**What is expected:**
Your task is to transcribe the data in full.

▬▬▬

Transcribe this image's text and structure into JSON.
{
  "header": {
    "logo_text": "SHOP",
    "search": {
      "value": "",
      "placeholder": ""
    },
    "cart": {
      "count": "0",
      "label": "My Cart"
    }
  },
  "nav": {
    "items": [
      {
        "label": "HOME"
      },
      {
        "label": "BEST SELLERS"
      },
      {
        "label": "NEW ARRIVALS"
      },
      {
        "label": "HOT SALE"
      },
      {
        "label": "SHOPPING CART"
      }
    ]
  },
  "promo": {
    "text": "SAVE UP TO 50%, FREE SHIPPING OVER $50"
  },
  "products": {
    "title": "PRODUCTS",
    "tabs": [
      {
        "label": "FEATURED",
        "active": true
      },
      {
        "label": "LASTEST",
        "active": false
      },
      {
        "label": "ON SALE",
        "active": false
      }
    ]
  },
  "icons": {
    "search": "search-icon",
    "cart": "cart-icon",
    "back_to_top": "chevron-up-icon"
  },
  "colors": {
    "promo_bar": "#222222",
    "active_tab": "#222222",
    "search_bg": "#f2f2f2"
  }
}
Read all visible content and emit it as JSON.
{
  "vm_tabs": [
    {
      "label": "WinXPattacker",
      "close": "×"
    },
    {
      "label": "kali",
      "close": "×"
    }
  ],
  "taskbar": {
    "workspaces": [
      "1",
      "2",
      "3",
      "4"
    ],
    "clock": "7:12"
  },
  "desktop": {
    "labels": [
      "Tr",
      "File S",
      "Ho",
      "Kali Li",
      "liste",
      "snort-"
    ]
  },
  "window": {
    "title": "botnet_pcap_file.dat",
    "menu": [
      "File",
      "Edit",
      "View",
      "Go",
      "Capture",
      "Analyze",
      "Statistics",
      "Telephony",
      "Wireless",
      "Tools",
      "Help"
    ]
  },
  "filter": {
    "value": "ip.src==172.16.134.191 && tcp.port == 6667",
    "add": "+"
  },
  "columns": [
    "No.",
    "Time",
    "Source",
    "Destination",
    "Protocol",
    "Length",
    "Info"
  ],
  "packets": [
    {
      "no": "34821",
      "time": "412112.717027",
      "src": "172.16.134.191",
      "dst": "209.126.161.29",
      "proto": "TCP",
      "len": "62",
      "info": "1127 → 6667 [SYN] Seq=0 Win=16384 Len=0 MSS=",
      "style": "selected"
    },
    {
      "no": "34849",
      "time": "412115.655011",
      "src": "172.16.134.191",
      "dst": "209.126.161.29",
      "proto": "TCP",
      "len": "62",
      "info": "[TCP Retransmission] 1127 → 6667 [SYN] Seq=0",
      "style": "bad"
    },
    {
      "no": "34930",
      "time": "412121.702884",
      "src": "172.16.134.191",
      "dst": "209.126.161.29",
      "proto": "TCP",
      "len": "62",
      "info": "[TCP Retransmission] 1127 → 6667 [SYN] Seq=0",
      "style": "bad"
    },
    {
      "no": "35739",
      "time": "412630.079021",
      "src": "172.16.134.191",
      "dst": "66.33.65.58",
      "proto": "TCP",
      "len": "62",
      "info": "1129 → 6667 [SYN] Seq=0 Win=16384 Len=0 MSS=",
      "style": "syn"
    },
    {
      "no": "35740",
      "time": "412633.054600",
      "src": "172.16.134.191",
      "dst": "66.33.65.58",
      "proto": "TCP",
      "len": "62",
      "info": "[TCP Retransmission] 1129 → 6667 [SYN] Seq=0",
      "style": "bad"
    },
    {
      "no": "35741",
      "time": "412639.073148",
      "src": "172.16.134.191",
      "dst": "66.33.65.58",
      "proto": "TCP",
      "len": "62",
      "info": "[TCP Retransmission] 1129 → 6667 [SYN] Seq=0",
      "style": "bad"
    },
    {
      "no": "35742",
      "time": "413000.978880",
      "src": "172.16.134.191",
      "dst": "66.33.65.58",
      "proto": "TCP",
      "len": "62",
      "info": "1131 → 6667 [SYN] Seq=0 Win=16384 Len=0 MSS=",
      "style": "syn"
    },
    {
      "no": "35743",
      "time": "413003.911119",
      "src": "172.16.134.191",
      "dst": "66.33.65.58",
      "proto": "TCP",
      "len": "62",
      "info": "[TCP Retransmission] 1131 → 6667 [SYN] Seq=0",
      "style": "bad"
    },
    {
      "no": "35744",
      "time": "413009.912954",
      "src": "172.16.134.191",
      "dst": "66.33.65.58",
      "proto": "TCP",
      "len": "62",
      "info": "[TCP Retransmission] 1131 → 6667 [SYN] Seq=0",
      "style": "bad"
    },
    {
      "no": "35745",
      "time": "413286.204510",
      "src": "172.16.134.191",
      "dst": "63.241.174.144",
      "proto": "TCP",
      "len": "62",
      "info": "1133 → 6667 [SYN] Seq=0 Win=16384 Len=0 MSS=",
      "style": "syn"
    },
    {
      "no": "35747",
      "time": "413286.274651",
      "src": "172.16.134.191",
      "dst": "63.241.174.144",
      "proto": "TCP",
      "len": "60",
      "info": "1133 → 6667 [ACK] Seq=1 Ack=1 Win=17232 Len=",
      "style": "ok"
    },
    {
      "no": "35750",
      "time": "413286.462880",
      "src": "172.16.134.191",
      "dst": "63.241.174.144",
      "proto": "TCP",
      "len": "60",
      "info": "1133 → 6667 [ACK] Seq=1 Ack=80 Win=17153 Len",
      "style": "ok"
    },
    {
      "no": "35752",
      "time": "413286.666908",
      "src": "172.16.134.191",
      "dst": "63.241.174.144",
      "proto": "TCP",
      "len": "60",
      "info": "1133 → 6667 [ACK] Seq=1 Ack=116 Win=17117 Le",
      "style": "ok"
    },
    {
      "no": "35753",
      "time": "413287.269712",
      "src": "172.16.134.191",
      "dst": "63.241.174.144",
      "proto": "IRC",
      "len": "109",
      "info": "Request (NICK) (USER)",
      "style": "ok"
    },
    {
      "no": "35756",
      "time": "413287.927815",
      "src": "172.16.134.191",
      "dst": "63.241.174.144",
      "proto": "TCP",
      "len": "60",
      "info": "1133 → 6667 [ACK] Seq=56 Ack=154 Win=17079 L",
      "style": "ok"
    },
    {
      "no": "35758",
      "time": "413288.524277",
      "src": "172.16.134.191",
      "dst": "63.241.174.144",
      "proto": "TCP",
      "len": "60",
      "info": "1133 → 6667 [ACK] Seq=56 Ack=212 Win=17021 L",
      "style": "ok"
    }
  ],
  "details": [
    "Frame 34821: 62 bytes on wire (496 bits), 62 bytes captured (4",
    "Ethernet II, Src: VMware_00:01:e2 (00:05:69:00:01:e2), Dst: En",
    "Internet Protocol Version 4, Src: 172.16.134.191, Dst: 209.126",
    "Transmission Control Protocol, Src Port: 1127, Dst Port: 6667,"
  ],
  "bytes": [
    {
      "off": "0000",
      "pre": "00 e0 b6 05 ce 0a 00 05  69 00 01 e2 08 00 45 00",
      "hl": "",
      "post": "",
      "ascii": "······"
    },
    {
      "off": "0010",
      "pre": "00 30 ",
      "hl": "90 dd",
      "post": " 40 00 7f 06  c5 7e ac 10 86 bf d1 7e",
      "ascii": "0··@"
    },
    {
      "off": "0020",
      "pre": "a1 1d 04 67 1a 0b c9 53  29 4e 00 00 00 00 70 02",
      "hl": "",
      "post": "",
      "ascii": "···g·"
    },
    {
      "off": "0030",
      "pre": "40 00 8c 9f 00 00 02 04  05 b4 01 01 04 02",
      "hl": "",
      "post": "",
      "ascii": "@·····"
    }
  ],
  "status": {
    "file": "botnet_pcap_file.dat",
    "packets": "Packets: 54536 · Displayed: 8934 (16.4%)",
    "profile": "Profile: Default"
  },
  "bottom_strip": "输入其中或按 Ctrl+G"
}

▬▬▬

**Answer to this task:**
Transcribe this image's text and structure into JSON.
{
  "header": {
    "logo_text": "SHOP",
    "search": {
      "value": "",
      "placeholder": ""
    },
    "cart": {
      "count": "0",
      "label": "My Cart"
    }
  },
  "nav": {
    "items": [
      {
        "label": "HOME"
      },
      {
        "label": "BEST SELLERS"
      },
      {
        "label": "NEW ARRIVALS"
      },
      {
        "label": "HOT SALE"
      },
      {
        "label": "SHOPPING CART"
      }
    ]
  },
  "promo": {
    "text": "SAVE UP TO 50%, FREE SHIPPING OVER $50"
  },
  "products": {
    "title": "PRODUCTS",
    "tabs": [
      {
        "label": "FEATURED",
        "active": true
      },
      {
        "label": "LASTEST",
        "active": false
      },
      {
        "label": "ON SALE",
        "active": false
      }
    ]
  },
  "icons": {
    "search": "search-icon",
    "cart": "cart-icon",
    "back_to_top": "chevron-up-icon"
  },
  "colors": {
    "promo_bar": "#222222",
    "active_tab": "#222222",
    "search_bg": "#f2f2f2"
  }
}
Read all visible content and emit it as JSON.
{
  "vm_tabs": [
    {
      "label": "WinXPattacker",
      "close": "×"
    },
    {
      "label": "kali",
      "close": "×"
    }
  ],
  "taskbar": {
    "workspaces": [
      "1",
      "2",
      "3",
      "4"
    ],
    "clock": "7:12"
  },
  "desktop": {
    "labels": [
      "Tr",
      "File S",
      "Ho",
      "Kali Li",
      "liste",
      "snort-"
    ]
  },
  "window": {
    "title": "botnet_pcap_file.dat",
    "menu": [
      "File",
      "Edit",
      "View",
      "Go",
      "Capture",
      "Analyze",
      "Statistics",
      "Telephony",
      "Wireless",
      "Tools",
      "Help"
    ]
  },
  "filter": {
    "value": "ip.src==172.16.134.191 && tcp.port == 6667",
    "add": "+"
  },
  "columns": [
    "No.",
    "Time",
    "Source",
    "Destination",
    "Protocol",
    "Length",
    "Info"
  ],
  "packets": [
    {
      "no": "34821",
      "time": "412112.717027",
      "src": "172.16.134.191",
      "dst": "209.126.161.29",
      "proto": "TCP",
      "len": "62",
      "info": "1127 → 6667 [SYN] Seq=0 Win=16384 Len=0 MSS=",
      "style": "selected"
    },
    {
      "no": "34849",
      "time": "412115.655011",
      "src": "172.16.134.191",
      "dst": "209.126.161.29",
      "proto": "TCP",
      "len": "62",
      "info": "[TCP Retransmission] 1127 → 6667 [SYN] Seq=0",
      "style": "bad"
    },
    {
      "no": "34930",
      "time": "412121.702884",
      "src": "172.16.134.191",
      "dst": "209.126.161.29",
      "proto": "TCP",
      "len": "62",
      "info": "[TCP Retransmission] 1127 → 6667 [SYN] Seq=0",
      "style": "bad"
    },
    {
      "no": "35739",
      "time": "412630.079021",
      "src": "172.16.134.191",
      "dst": "66.33.65.58",
      "proto": "TCP",
      "len": "62",
      "info": "1129 → 6667 [SYN] Seq=0 Win=16384 Len=0 MSS=",
      "style": "syn"
    },
    {
      "no": "35740",
      "time": "412633.054600",
      "src": "172.16.134.191",
      "dst": "66.33.65.58",
      "proto": "TCP",
      "len": "62",
      "info": "[TCP Retransmission] 1129 → 6667 [SYN] Seq=0",
      "style": "bad"
    },
    {
      "no": "35741",
      "time": "412639.073148",
      "src": "172.16.134.191",
      "dst": "66.33.65.58",
      "proto": "TCP",
      "len": "62",
      "info": "[TCP Retransmission] 1129 → 6667 [SYN] Seq=0",
      "style": "bad"
    },
    {
      "no": "35742",
      "time": "413000.978880",
      "src": "172.16.134.191",
      "dst": "66.33.65.58",
      "proto": "TCP",
      "len": "62",
      "info": "1131 → 6667 [SYN] Seq=0 Win=16384 Len=0 MSS=",
      "style": "syn"
    },
    {
      "no": "35743",
      "time": "413003.911119",
      "src": "172.16.134.191",
      "dst": "66.33.65.58",
      "proto": "TCP",
      "len": "62",
      "info": "[TCP Retransmission] 1131 → 6667 [SYN] Seq=0",
      "style": "bad"
    },
    {
      "no": "35744",
      "time": "413009.912954",
      "src": "172.16.134.191",
      "dst": "66.33.65.58",
      "proto": "TCP",
      "len": "62",
      "info": "[TCP Retransmission] 1131 → 6667 [SYN] Seq=0",
      "style": "bad"
    },
    {
      "no": "35745",
      "time": "413286.204510",
      "src": "172.16.134.191",
      "dst": "63.241.174.144",
      "proto": "TCP",
      "len": "62",
      "info": "1133 → 6667 [SYN] Seq=0 Win=16384 Len=0 MSS=",
      "style": "syn"
    },
    {
      "no": "35747",
      "time": "413286.274651",
      "src": "172.16.134.191",
      "dst": "63.241.174.144",
      "proto": "TCP",
      "len": "60",
      "info": "1133 → 6667 [ACK] Seq=1 Ack=1 Win=17232 Len=",
      "style": "ok"
    },
    {
      "no": "35750",
      "time": "413286.462880",
      "src": "172.16.134.191",
      "dst": "63.241.174.144",
      "proto": "TCP",
      "len": "60",
      "info": "1133 → 6667 [ACK] Seq=1 Ack=80 Win=17153 Len",
      "style": "ok"
    },
    {
      "no": "35752",
      "time": "413286.666908",
      "src": "172.16.134.191",
      "dst": "63.241.174.144",
      "proto": "TCP",
      "len": "60",
      "info": "1133 → 6667 [ACK] Seq=1 Ack=116 Win=17117 Le",
      "style": "ok"
    },
    {
      "no": "35753",
      "time": "413287.269712",
      "src": "172.16.134.191",
      "dst": "63.241.174.144",
      "proto": "IRC",
      "len": "109",
      "info": "Request (NICK) (USER)",
      "style": "ok"
    },
    {
      "no": "35756",
      "time": "413287.927815",
      "src": "172.16.134.191",
      "dst": "63.241.174.144",
      "proto": "TCP",
      "len": "60",
      "info": "1133 → 6667 [ACK] Seq=56 Ack=154 Win=17079 L",
      "style": "ok"
    },
    {
      "no": "35758",
      "time": "413288.524277",
      "src": "172.16.134.191",
      "dst": "63.241.174.144",
      "proto": "TCP",
      "len": "60",
      "info": "1133 → 6667 [ACK] Seq=56 Ack=212 Win=17021 L",
      "style": "ok"
    }
  ],
  "details": [
    "Frame 34821: 62 bytes on wire (496 bits), 62 bytes captured (4",
    "Ethernet II, Src: VMware_00:01:e2 (00:05:69:00:01:e2), Dst: En",
    "Internet Protocol Version 4, Src: 172.16.134.191, Dst: 209.126",
    "Transmission Control Protocol, Src Port: 1127, Dst Port: 6667,"
  ],
  "bytes": [
    {
      "off": "0000",
      "pre": "00 e0 b6 05 ce 0a 00 05  69 00 01 e2 08 00 45 00",
      "hl": "",
      "post": "",
      "ascii": "······"
    },
    {
      "off": "0010",
      "pre": "00 30 ",
      "hl": "90 dd",
      "post": " 40 00 7f 06  c5 7e ac 10 86 bf d1 7e",
      "ascii": "0··@"
    },
    {
      "off": "0020",
      "pre": "a1 1d 04 67 1a 0b c9 53  29 4e 00 00 00 00 70 02",
      "hl": "",
      "post": "",
      "ascii": "···g·"
    },
    {
      "off": "0030",
      "pre": "40 00 8c 9f 00 00 02 04  05 b4 01 01 04 02",
      "hl": "",
      "post": "",
      "ascii": "@·····"
    }
  ],
  "status": {
    "file": "botnet_pcap_file.dat",
    "packets": "Packets: 54536 · Displayed: 8934 (16.4%)",
    "profile": "Profile: Default"
  },
  "bottom_strip": "输入其中或按 Ctrl+G"
}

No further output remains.